## INSTRUCTIONS TO FOLLOW
Take the material below and write it all out again exactly.
-------- ENTRIES SHOWN
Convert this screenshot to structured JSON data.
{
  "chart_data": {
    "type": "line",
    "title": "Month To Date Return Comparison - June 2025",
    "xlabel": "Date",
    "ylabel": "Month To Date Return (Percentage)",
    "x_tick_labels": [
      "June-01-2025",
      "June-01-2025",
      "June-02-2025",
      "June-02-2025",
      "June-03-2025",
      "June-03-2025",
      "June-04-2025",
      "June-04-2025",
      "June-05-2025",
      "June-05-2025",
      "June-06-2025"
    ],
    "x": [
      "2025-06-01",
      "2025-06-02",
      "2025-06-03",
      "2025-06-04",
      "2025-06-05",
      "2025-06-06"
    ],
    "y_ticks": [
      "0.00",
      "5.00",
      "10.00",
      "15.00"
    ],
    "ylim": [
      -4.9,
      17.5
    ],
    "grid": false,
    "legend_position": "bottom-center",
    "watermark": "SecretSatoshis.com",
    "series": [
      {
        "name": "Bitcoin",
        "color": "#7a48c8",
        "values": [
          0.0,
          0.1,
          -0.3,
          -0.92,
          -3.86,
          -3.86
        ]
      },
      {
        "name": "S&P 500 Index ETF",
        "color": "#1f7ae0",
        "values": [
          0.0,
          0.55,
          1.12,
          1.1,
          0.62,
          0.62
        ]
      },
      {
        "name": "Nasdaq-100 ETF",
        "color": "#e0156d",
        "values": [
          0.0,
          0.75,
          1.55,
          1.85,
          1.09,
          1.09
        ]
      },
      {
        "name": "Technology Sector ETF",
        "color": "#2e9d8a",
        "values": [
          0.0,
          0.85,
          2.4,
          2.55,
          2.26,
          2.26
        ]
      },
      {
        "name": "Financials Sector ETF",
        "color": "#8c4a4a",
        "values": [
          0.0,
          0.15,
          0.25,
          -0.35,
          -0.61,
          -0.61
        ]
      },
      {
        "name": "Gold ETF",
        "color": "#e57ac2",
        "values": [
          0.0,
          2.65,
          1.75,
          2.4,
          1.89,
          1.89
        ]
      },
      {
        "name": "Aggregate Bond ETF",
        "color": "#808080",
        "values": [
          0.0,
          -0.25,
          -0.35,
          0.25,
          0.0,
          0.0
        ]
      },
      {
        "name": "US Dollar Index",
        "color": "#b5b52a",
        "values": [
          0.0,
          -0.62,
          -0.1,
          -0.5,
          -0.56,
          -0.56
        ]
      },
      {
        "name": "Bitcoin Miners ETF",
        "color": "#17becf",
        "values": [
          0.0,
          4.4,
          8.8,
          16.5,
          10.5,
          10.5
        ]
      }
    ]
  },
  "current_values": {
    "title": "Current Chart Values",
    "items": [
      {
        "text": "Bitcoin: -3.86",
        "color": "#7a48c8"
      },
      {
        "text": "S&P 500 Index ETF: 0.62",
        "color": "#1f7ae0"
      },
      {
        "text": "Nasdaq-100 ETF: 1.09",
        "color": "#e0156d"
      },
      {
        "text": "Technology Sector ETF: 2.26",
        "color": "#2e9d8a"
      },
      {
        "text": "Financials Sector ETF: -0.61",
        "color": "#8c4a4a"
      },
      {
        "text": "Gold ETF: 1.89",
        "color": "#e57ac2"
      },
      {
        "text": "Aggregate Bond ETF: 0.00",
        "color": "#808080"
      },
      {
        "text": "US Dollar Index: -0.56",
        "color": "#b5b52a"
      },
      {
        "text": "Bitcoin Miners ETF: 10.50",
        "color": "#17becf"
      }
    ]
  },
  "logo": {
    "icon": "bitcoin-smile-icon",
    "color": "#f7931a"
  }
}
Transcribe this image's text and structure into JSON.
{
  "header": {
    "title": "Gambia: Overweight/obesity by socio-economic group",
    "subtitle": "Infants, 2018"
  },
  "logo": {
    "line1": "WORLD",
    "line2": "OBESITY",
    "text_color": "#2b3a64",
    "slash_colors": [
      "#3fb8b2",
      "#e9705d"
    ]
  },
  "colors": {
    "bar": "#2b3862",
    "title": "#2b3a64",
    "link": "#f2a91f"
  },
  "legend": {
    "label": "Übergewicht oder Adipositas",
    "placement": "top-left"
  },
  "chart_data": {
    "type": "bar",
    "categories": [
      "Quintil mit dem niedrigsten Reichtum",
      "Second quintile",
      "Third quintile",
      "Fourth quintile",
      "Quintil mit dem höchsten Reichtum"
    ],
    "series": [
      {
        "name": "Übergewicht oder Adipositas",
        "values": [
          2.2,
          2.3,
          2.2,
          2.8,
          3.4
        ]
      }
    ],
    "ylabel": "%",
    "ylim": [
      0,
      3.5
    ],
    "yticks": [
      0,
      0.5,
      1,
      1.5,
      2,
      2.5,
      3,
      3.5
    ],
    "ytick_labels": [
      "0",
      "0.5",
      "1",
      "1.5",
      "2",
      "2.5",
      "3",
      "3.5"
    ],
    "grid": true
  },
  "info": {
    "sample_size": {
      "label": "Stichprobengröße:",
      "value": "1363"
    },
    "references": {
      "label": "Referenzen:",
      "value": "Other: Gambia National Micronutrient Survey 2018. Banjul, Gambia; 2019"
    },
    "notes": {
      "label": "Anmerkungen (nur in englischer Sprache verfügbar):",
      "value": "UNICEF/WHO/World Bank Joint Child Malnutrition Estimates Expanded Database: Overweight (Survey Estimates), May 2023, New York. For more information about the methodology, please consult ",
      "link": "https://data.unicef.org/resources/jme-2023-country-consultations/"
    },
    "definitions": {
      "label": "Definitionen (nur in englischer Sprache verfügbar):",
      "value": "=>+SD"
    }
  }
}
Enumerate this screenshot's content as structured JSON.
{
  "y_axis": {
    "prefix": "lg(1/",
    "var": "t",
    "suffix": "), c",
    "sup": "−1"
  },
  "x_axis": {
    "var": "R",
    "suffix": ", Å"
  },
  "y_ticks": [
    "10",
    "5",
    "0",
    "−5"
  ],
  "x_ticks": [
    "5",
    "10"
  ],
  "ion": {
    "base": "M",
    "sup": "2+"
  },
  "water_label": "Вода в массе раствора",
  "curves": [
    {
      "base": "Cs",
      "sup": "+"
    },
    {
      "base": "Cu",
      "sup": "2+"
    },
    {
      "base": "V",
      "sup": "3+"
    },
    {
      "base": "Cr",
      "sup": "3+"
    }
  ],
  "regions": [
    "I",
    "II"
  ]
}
----------------
## TASK SOLUTION
Convert this screenshot to structured JSON data.
{
  "chart_data": {
    "type": "line",
    "title": "Month To Date Return Comparison - June 2025",
    "xlabel": "Date",
    "ylabel": "Month To Date Return (Percentage)",
    "x_tick_labels": [
      "June-01-2025",
      "June-01-2025",
      "June-02-2025",
      "June-02-2025",
      "June-03-2025",
      "June-03-2025",
      "June-04-2025",
      "June-04-2025",
      "June-05-2025",
      "June-05-2025",
      "June-06-2025"
    ],
    "x": [
      "2025-06-01",
      "2025-06-02",
      "2025-06-03",
      "2025-06-04",
      "2025-06-05",
      "2025-06-06"
    ],
    "y_ticks": [
      "0.00",
      "5.00",
      "10.00",
      "15.00"
    ],
    "ylim": [
      -4.9,
      17.5
    ],
    "grid": false,
    "legend_position": "bottom-center",
    "watermark": "SecretSatoshis.com",
    "series": [
      {
        "name": "Bitcoin",
        "color": "#7a48c8",
        "values": [
          0.0,
          0.1,
          -0.3,
          -0.92,
          -3.86,
          -3.86
        ]
      },
      {
        "name": "S&P 500 Index ETF",
        "color": "#1f7ae0",
        "values": [
          0.0,
          0.55,
          1.12,
          1.1,
          0.62,
          0.62
        ]
      },
      {
        "name": "Nasdaq-100 ETF",
        "color": "#e0156d",
        "values": [
          0.0,
          0.75,
          1.55,
          1.85,
          1.09,
          1.09
        ]
      },
      {
        "name": "Technology Sector ETF",
        "color": "#2e9d8a",
        "values": [
          0.0,
          0.85,
          2.4,
          2.55,
          2.26,
          2.26
        ]
      },
      {
        "name": "Financials Sector ETF",
        "color": "#8c4a4a",
        "values": [
          0.0,
          0.15,
          0.25,
          -0.35,
          -0.61,
          -0.61
        ]
      },
      {
        "name": "Gold ETF",
        "color": "#e57ac2",
        "values": [
          0.0,
          2.65,
          1.75,
          2.4,
          1.89,
          1.89
        ]
      },
      {
        "name": "Aggregate Bond ETF",
        "color": "#808080",
        "values": [
          0.0,
          -0.25,
          -0.35,
          0.25,
          0.0,
          0.0
        ]
      },
      {
        "name": "US Dollar Index",
        "color": "#b5b52a",
        "values": [
          0.0,
          -0.62,
          -0.1,
          -0.5,
          -0.56,
          -0.56
        ]
      },
      {
        "name": "Bitcoin Miners ETF",
        "color": "#17becf",
        "values": [
          0.0,
          4.4,
          8.8,
          16.5,
          10.5,
          10.5
        ]
      }
    ]
  },
  "current_values": {
    "title": "Current Chart Values",
    "items": [
      {
        "text": "Bitcoin: -3.86",
        "color": "#7a48c8"
      },
      {
        "text": "S&P 500 Index ETF: 0.62",
        "color": "#1f7ae0"
      },
      {
        "text": "Nasdaq-100 ETF: 1.09",
        "color": "#e0156d"
      },
      {
        "text": "Technology Sector ETF: 2.26",
        "color": "#2e9d8a"
      },
      {
        "text": "Financials Sector ETF: -0.61",
        "color": "#8c4a4a"
      },
      {
        "text": "Gold ETF: 1.89",
        "color": "#e57ac2"
      },
      {
        "text": "Aggregate Bond ETF: 0.00",
        "color": "#808080"
      },
      {
        "text": "US Dollar Index: -0.56",
        "color": "#b5b52a"
      },
      {
        "text": "Bitcoin Miners ETF: 10.50",
        "color": "#17becf"
      }
    ]
  },
  "logo": {
    "icon": "bitcoin-smile-icon",
    "color": "#f7931a"
  }
}
Transcribe this image's text and structure into JSON.
{
  "header": {
    "title": "Gambia: Overweight/obesity by socio-economic group",
    "subtitle": "Infants, 2018"
  },
  "logo": {
    "line1": "WORLD",
    "line2": "OBESITY",
    "text_color": "#2b3a64",
    "slash_colors": [
      "#3fb8b2",
      "#e9705d"
    ]
  },
  "colors": {
    "bar": "#2b3862",
    "title": "#2b3a64",
    "link": "#f2a91f"
  },
  "legend": {
    "label": "Übergewicht oder Adipositas",
    "placement": "top-left"
  },
  "chart_data": {
    "type": "bar",
    "categories": [
      "Quintil mit dem niedrigsten Reichtum",
      "Second quintile",
      "Third quintile",
      "Fourth quintile",
      "Quintil mit dem höchsten Reichtum"
    ],
    "series": [
      {
        "name": "Übergewicht oder Adipositas",
        "values": [
          2.2,
          2.3,
          2.2,
          2.8,
          3.4
        ]
      }
    ],
    "ylabel": "%",
    "ylim": [
      0,
      3.5
    ],
    "yticks": [
      0,
      0.5,
      1,
      1.5,
      2,
      2.5,
      3,
      3.5
    ],
    "ytick_labels": [
      "0",
      "0.5",
      "1",
      "1.5",
      "2",
      "2.5",
      "3",
      "3.5"
    ],
    "grid": true
  },
  "info": {
    "sample_size": {
      "label": "Stichprobengröße:",
      "value": "1363"
    },
    "references": {
      "label": "Referenzen:",
      "value": "Other: Gambia National Micronutrient Survey 2018. Banjul, Gambia; 2019"
    },
    "notes": {
      "label": "Anmerkungen (nur in englischer Sprache verfügbar):",
      "value": "UNICEF/WHO/World Bank Joint Child Malnutrition Estimates Expanded Database: Overweight (Survey Estimates), May 2023, New York. For more information about the methodology, please consult ",
      "link": "https://data.unicef.org/resources/jme-2023-country-consultations/"
    },
    "definitions": {
      "label": "Definitionen (nur in englischer Sprache verfügbar):",
      "value": "=>+SD"
    }
  }
}
Enumerate this screenshot's content as structured JSON.
{
  "y_axis": {
    "prefix": "lg(1/",
    "var": "t",
    "suffix": "), c",
    "sup": "−1"
  },
  "x_axis": {
    "var": "R",
    "suffix": ", Å"
  },
  "y_ticks": [
    "10",
    "5",
    "0",
    "−5"
  ],
  "x_ticks": [
    "5",
    "10"
  ],
  "ion": {
    "base": "M",
    "sup": "2+"
  },
  "water_label": "Вода в массе раствора",
  "curves": [
    {
      "base": "Cs",
      "sup": "+"
    },
    {
      "base": "Cu",
      "sup": "2+"
    },
    {
      "base": "V",
      "sup": "3+"
    },
    {
      "base": "Cr",
      "sup": "3+"
    }
  ],
  "regions": [
    "I",
    "II"
  ]
}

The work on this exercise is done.